* **Goal**:
Would you output the whole listing below, exactly as it reads?

* **Records supplied**:
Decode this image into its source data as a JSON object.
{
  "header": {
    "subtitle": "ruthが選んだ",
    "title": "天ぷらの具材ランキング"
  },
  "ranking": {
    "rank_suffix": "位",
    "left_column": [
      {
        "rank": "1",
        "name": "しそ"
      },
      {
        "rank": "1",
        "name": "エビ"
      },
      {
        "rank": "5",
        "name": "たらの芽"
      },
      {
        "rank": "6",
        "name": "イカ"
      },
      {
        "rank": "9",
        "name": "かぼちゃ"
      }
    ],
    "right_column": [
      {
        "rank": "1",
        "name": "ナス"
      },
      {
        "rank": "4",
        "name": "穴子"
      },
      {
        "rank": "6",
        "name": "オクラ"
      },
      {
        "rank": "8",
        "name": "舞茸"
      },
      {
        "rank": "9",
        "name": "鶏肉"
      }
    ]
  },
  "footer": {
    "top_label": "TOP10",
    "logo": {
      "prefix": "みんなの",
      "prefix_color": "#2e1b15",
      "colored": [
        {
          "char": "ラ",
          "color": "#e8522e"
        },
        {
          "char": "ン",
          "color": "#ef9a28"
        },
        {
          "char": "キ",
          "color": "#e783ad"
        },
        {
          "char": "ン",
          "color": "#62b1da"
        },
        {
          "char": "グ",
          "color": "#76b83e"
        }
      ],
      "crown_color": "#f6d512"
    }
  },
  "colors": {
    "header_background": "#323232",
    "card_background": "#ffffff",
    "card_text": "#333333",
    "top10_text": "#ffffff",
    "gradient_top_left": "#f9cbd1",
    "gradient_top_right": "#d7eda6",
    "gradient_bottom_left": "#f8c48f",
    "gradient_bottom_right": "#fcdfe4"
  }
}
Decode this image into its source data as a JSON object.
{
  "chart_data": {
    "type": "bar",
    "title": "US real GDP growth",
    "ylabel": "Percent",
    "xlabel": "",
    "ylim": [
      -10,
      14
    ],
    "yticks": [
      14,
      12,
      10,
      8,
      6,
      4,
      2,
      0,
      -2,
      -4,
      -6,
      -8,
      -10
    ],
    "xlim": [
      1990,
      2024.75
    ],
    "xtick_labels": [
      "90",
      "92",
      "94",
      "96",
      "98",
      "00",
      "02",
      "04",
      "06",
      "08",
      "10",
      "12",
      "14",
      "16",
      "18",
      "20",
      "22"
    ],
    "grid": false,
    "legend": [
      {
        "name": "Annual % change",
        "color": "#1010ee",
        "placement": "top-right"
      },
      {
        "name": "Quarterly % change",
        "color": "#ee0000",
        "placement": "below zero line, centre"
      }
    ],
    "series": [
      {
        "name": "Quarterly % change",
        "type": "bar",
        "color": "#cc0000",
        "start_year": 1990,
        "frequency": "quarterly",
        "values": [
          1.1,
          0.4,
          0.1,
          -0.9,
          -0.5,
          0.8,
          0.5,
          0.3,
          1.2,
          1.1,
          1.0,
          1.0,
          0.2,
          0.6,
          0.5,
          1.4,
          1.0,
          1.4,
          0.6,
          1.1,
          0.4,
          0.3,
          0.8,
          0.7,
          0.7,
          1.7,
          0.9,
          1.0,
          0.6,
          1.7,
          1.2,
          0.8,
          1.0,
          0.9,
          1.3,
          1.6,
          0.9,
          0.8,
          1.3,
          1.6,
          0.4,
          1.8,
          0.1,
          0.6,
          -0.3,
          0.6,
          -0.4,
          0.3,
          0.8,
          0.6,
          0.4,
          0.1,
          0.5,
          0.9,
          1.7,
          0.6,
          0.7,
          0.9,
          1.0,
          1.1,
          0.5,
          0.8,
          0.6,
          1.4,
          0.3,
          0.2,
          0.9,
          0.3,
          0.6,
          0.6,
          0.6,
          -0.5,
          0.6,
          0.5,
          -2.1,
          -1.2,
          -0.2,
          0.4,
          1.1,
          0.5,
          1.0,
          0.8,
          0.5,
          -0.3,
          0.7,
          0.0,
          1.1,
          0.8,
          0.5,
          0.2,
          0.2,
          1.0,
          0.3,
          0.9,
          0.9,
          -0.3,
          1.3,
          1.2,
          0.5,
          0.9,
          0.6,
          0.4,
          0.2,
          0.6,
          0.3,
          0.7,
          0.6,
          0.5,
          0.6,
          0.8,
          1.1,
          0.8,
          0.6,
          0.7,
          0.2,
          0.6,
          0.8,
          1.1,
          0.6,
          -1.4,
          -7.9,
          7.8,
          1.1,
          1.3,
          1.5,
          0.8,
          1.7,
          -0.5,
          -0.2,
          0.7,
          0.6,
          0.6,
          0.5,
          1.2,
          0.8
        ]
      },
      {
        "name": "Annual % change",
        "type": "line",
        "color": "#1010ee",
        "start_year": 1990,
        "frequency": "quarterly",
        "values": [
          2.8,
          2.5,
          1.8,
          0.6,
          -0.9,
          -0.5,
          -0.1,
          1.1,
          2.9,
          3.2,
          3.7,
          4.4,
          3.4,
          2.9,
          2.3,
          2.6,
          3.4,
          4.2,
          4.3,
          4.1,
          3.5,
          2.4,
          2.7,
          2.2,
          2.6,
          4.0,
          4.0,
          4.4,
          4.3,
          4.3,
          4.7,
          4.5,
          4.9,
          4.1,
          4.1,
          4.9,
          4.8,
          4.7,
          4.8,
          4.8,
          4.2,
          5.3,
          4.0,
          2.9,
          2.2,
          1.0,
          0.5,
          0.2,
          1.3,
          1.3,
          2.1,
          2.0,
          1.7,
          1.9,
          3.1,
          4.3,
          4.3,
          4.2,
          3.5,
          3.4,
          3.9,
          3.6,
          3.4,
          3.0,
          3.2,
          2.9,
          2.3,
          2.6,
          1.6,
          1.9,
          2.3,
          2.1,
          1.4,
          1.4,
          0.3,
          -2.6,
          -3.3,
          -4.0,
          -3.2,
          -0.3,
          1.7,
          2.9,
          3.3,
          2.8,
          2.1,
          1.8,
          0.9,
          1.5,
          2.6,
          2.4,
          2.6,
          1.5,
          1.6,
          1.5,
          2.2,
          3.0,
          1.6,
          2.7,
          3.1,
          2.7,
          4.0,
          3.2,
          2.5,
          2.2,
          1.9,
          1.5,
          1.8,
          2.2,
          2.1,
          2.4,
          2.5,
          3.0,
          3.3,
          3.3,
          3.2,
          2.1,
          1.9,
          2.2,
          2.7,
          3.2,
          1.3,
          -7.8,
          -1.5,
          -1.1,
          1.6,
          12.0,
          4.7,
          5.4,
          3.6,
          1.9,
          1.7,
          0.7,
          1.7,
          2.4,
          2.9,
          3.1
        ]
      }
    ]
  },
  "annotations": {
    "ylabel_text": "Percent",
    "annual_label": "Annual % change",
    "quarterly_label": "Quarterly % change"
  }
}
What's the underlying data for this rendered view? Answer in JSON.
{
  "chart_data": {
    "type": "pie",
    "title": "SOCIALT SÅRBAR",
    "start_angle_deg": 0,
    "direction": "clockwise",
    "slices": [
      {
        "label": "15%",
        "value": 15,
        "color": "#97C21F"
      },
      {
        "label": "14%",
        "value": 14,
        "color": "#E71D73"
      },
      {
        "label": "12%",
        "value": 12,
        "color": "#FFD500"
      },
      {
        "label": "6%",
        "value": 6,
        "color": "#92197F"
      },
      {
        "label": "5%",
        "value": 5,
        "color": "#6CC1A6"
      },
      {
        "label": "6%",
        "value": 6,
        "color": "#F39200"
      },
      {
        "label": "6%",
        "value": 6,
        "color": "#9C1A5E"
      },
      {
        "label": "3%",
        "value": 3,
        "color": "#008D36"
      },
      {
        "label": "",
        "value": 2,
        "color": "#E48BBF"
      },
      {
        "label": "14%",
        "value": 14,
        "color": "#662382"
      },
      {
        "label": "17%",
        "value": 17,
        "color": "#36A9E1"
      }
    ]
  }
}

* **Result**:
Decode this image into its source data as a JSON object.
{
  "header": {
    "subtitle": "ruthが選んだ",
    "title": "天ぷらの具材ランキング"
  },
  "ranking": {
    "rank_suffix": "位",
    "left_column": [
      {
        "rank": "1",
        "name": "しそ"
      },
      {
        "rank": "1",
        "name": "エビ"
      },
      {
        "rank": "5",
        "name": "たらの芽"
      },
      {
        "rank": "6",
        "name": "イカ"
      },
      {
        "rank": "9",
        "name": "かぼちゃ"
      }
    ],
    "right_column": [
      {
        "rank": "1",
        "name": "ナス"
      },
      {
        "rank": "4",
        "name": "穴子"
      },
      {
        "rank": "6",
        "name": "オクラ"
      },
      {
        "rank": "8",
        "name": "舞茸"
      },
      {
        "rank": "9",
        "name": "鶏肉"
      }
    ]
  },
  "footer": {
    "top_label": "TOP10",
    "logo": {
      "prefix": "みんなの",
      "prefix_color": "#2e1b15",
      "colored": [
        {
          "char": "ラ",
          "color": "#e8522e"
        },
        {
          "char": "ン",
          "color": "#ef9a28"
        },
        {
          "char": "キ",
          "color": "#e783ad"
        },
        {
          "char": "ン",
          "color": "#62b1da"
        },
        {
          "char": "グ",
          "color": "#76b83e"
        }
      ],
      "crown_color": "#f6d512"
    }
  },
  "colors": {
    "header_background": "#323232",
    "card_background": "#ffffff",
    "card_text": "#333333",
    "top10_text": "#ffffff",
    "gradient_top_left": "#f9cbd1",
    "gradient_top_right": "#d7eda6",
    "gradient_bottom_left": "#f8c48f",
    "gradient_bottom_right": "#fcdfe4"
  }
}
Decode this image into its source data as a JSON object.
{
  "chart_data": {
    "type": "bar",
    "title": "US real GDP growth",
    "ylabel": "Percent",
    "xlabel": "",
    "ylim": [
      -10,
      14
    ],
    "yticks": [
      14,
      12,
      10,
      8,
      6,
      4,
      2,
      0,
      -2,
      -4,
      -6,
      -8,
      -10
    ],
    "xlim": [
      1990,
      2024.75
    ],
    "xtick_labels": [
      "90",
      "92",
      "94",
      "96",
      "98",
      "00",
      "02",
      "04",
      "06",
      "08",
      "10",
      "12",
      "14",
      "16",
      "18",
      "20",
      "22"
    ],
    "grid": false,
    "legend": [
      {
        "name": "Annual % change",
        "color": "#1010ee",
        "placement": "top-right"
      },
      {
        "name": "Quarterly % change",
        "color": "#ee0000",
        "placement": "below zero line, centre"
      }
    ],
    "series": [
      {
        "name": "Quarterly % change",
        "type": "bar",
        "color": "#cc0000",
        "start_year": 1990,
        "frequency": "quarterly",
        "values": [
          1.1,
          0.4,
          0.1,
          -0.9,
          -0.5,
          0.8,
          0.5,
          0.3,
          1.2,
          1.1,
          1.0,
          1.0,
          0.2,
          0.6,
          0.5,
          1.4,
          1.0,
          1.4,
          0.6,
          1.1,
          0.4,
          0.3,
          0.8,
          0.7,
          0.7,
          1.7,
          0.9,
          1.0,
          0.6,
          1.7,
          1.2,
          0.8,
          1.0,
          0.9,
          1.3,
          1.6,
          0.9,
          0.8,
          1.3,
          1.6,
          0.4,
          1.8,
          0.1,
          0.6,
          -0.3,
          0.6,
          -0.4,
          0.3,
          0.8,
          0.6,
          0.4,
          0.1,
          0.5,
          0.9,
          1.7,
          0.6,
          0.7,
          0.9,
          1.0,
          1.1,
          0.5,
          0.8,
          0.6,
          1.4,
          0.3,
          0.2,
          0.9,
          0.3,
          0.6,
          0.6,
          0.6,
          -0.5,
          0.6,
          0.5,
          -2.1,
          -1.2,
          -0.2,
          0.4,
          1.1,
          0.5,
          1.0,
          0.8,
          0.5,
          -0.3,
          0.7,
          0.0,
          1.1,
          0.8,
          0.5,
          0.2,
          0.2,
          1.0,
          0.3,
          0.9,
          0.9,
          -0.3,
          1.3,
          1.2,
          0.5,
          0.9,
          0.6,
          0.4,
          0.2,
          0.6,
          0.3,
          0.7,
          0.6,
          0.5,
          0.6,
          0.8,
          1.1,
          0.8,
          0.6,
          0.7,
          0.2,
          0.6,
          0.8,
          1.1,
          0.6,
          -1.4,
          -7.9,
          7.8,
          1.1,
          1.3,
          1.5,
          0.8,
          1.7,
          -0.5,
          -0.2,
          0.7,
          0.6,
          0.6,
          0.5,
          1.2,
          0.8
        ]
      },
      {
        "name": "Annual % change",
        "type": "line",
        "color": "#1010ee",
        "start_year": 1990,
        "frequency": "quarterly",
        "values": [
          2.8,
          2.5,
          1.8,
          0.6,
          -0.9,
          -0.5,
          -0.1,
          1.1,
          2.9,
          3.2,
          3.7,
          4.4,
          3.4,
          2.9,
          2.3,
          2.6,
          3.4,
          4.2,
          4.3,
          4.1,
          3.5,
          2.4,
          2.7,
          2.2,
          2.6,
          4.0,
          4.0,
          4.4,
          4.3,
          4.3,
          4.7,
          4.5,
          4.9,
          4.1,
          4.1,
          4.9,
          4.8,
          4.7,
          4.8,
          4.8,
          4.2,
          5.3,
          4.0,
          2.9,
          2.2,
          1.0,
          0.5,
          0.2,
          1.3,
          1.3,
          2.1,
          2.0,
          1.7,
          1.9,
          3.1,
          4.3,
          4.3,
          4.2,
          3.5,
          3.4,
          3.9,
          3.6,
          3.4,
          3.0,
          3.2,
          2.9,
          2.3,
          2.6,
          1.6,
          1.9,
          2.3,
          2.1,
          1.4,
          1.4,
          0.3,
          -2.6,
          -3.3,
          -4.0,
          -3.2,
          -0.3,
          1.7,
          2.9,
          3.3,
          2.8,
          2.1,
          1.8,
          0.9,
          1.5,
          2.6,
          2.4,
          2.6,
          1.5,
          1.6,
          1.5,
          2.2,
          3.0,
          1.6,
          2.7,
          3.1,
          2.7,
          4.0,
          3.2,
          2.5,
          2.2,
          1.9,
          1.5,
          1.8,
          2.2,
          2.1,
          2.4,
          2.5,
          3.0,
          3.3,
          3.3,
          3.2,
          2.1,
          1.9,
          2.2,
          2.7,
          3.2,
          1.3,
          -7.8,
          -1.5,
          -1.1,
          1.6,
          12.0,
          4.7,
          5.4,
          3.6,
          1.9,
          1.7,
          0.7,
          1.7,
          2.4,
          2.9,
          3.1
        ]
      }
    ]
  },
  "annotations": {
    "ylabel_text": "Percent",
    "annual_label": "Annual % change",
    "quarterly_label": "Quarterly % change"
  }
}
What's the underlying data for this rendered view? Answer in JSON.
{
  "chart_data": {
    "type": "pie",
    "title": "SOCIALT SÅRBAR",
    "start_angle_deg": 0,
    "direction": "clockwise",
    "slices": [
      {
        "label": "15%",
        "value": 15,
        "color": "#97C21F"
      },
      {
        "label": "14%",
        "value": 14,
        "color": "#E71D73"
      },
      {
        "label": "12%",
        "value": 12,
        "color": "#FFD500"
      },
      {
        "label": "6%",
        "value": 6,
        "color": "#92197F"
      },
      {
        "label": "5%",
        "value": 5,
        "color": "#6CC1A6"
      },
      {
        "label": "6%",
        "value": 6,
        "color": "#F39200"
      },
      {
        "label": "6%",
        "value": 6,
        "color": "#9C1A5E"
      },
      {
        "label": "3%",
        "value": 3,
        "color": "#008D36"
      },
      {
        "label": "",
        "value": 2,
        "color": "#E48BBF"
      },
      {
        "label": "14%",
        "value": 14,
        "color": "#662382"
      },
      {
        "label": "17%",
        "value": 17,
        "color": "#36A9E1"
      }
    ]
  }
}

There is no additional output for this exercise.